----- INFORMATION SUPPLIED
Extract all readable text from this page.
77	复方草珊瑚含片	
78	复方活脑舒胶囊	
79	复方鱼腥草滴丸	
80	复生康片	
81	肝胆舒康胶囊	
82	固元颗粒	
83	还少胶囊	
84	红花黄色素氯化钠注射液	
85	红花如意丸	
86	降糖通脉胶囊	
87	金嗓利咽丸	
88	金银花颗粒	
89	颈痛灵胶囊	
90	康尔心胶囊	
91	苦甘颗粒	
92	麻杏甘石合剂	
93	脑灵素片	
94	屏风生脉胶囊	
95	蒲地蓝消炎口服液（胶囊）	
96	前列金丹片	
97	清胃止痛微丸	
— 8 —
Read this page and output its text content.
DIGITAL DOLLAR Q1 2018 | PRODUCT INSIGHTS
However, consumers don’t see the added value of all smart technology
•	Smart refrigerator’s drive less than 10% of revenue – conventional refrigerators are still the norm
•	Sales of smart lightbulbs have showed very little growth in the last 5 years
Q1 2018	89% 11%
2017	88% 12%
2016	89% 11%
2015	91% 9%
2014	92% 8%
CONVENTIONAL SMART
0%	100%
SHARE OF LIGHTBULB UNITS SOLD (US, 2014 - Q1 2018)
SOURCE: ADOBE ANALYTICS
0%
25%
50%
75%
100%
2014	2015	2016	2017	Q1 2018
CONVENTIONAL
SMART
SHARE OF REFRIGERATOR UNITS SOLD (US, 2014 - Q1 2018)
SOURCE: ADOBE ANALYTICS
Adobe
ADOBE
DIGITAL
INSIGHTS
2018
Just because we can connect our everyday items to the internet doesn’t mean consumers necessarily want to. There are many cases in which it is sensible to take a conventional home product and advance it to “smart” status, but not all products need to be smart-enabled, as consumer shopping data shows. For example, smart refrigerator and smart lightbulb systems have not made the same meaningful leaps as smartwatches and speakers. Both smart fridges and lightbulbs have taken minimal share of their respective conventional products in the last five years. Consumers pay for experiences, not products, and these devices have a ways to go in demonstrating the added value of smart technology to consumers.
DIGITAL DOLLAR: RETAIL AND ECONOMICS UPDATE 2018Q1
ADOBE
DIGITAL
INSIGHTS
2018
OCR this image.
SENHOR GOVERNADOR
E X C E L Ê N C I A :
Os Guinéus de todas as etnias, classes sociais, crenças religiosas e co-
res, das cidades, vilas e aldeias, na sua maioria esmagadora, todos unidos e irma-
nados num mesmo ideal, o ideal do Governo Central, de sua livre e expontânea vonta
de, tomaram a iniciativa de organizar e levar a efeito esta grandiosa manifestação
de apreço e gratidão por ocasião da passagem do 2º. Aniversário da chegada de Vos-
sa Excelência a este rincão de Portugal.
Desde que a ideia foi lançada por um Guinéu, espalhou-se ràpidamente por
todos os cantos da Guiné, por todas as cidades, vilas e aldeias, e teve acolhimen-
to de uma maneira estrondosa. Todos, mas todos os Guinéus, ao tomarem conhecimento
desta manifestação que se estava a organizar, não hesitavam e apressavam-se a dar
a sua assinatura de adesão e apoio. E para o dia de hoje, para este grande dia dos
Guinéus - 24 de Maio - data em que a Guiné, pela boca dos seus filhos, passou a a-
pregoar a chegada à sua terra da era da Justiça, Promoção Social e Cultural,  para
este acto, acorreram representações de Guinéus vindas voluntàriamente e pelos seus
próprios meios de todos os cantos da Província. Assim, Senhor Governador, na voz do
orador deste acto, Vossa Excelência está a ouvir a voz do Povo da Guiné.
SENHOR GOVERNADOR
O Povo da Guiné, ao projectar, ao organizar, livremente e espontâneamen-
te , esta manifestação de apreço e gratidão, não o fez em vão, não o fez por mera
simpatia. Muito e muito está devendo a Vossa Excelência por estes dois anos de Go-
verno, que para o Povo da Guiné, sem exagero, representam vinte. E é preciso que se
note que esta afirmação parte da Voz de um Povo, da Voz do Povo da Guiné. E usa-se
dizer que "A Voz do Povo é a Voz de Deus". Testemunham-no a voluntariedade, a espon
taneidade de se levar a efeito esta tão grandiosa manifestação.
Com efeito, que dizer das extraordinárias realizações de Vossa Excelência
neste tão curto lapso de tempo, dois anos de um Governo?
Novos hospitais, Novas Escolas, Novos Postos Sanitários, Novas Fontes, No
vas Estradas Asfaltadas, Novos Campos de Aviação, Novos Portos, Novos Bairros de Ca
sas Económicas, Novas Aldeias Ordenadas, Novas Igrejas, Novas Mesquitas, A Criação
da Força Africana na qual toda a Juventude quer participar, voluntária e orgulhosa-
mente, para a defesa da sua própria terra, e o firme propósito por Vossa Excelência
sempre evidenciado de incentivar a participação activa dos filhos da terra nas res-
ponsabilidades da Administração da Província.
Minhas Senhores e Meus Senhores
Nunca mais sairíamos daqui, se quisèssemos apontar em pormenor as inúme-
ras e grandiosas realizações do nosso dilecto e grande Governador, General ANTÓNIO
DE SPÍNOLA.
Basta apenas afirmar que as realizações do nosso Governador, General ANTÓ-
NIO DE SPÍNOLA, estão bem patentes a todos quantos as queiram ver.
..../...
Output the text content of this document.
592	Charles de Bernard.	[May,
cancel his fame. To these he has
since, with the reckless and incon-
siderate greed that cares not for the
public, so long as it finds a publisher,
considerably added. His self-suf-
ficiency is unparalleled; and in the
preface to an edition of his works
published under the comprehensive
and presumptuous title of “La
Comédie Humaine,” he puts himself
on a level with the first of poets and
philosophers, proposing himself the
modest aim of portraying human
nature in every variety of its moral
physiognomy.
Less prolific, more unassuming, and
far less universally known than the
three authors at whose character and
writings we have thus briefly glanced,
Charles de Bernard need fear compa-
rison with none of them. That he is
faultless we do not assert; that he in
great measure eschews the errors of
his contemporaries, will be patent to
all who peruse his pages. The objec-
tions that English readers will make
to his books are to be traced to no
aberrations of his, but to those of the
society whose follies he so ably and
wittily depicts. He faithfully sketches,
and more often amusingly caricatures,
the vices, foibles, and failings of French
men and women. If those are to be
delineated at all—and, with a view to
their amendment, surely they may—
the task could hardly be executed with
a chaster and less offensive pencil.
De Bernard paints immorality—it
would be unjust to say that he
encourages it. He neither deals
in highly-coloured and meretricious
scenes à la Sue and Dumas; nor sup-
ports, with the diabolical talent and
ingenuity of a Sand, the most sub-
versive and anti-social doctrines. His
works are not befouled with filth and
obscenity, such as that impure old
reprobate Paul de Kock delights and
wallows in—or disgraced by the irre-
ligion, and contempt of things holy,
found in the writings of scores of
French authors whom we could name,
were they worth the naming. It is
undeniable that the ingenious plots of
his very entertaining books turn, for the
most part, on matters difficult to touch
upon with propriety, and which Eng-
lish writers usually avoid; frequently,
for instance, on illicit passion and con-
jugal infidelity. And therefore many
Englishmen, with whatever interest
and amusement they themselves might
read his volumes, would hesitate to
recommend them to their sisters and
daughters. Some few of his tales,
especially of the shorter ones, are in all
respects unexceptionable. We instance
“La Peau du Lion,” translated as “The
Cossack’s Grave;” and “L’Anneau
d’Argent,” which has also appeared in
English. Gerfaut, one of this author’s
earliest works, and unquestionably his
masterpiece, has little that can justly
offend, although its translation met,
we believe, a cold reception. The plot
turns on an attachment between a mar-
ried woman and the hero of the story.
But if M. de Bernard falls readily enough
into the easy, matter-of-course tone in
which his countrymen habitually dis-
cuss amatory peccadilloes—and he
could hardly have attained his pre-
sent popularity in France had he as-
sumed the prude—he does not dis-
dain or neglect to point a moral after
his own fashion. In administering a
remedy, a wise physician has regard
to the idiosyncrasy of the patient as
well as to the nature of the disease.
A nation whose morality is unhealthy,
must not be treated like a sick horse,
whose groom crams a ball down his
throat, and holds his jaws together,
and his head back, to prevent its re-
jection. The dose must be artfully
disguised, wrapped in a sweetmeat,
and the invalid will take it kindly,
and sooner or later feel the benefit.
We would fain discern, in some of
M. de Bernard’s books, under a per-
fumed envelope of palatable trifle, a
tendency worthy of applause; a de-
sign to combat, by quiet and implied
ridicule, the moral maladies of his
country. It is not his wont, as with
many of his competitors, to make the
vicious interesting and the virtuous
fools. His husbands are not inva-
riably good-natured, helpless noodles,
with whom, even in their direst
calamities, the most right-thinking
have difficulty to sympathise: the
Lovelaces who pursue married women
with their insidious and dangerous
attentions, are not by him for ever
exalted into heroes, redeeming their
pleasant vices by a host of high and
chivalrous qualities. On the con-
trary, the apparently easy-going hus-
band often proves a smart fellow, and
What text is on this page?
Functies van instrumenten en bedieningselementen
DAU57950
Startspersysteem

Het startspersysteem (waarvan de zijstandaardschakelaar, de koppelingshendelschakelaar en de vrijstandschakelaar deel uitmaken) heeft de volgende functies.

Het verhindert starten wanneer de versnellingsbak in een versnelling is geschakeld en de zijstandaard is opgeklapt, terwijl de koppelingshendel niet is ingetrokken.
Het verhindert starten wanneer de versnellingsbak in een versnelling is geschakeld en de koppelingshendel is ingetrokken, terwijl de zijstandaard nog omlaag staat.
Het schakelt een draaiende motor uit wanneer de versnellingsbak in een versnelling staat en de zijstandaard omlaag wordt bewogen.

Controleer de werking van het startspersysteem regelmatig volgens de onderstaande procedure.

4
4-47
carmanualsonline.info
----------
WRITTEN REQUEST: Extract every line of the records above that contains the word "these".

SOLUTION:
Just because we can connect our everyday items to the internet doesn’t mean consumers necessarily want to. There are many cases in which it is sensible to take a conventional home product and advance it to “smart” status, but not all products need to be smart-enabled, as consumer shopping data shows. For example, smart refrigerator and smart lightbulb systems have not made the same meaningful leaps as smartwatches and speakers. Both smart fridges and lightbulbs have taken minimal share of their respective conventional products in the last five years. Consumers pay for experiences, not products, and these devices have a ways to go in demonstrating the added value of smart technology to consumers.
cancel his fame. To these he has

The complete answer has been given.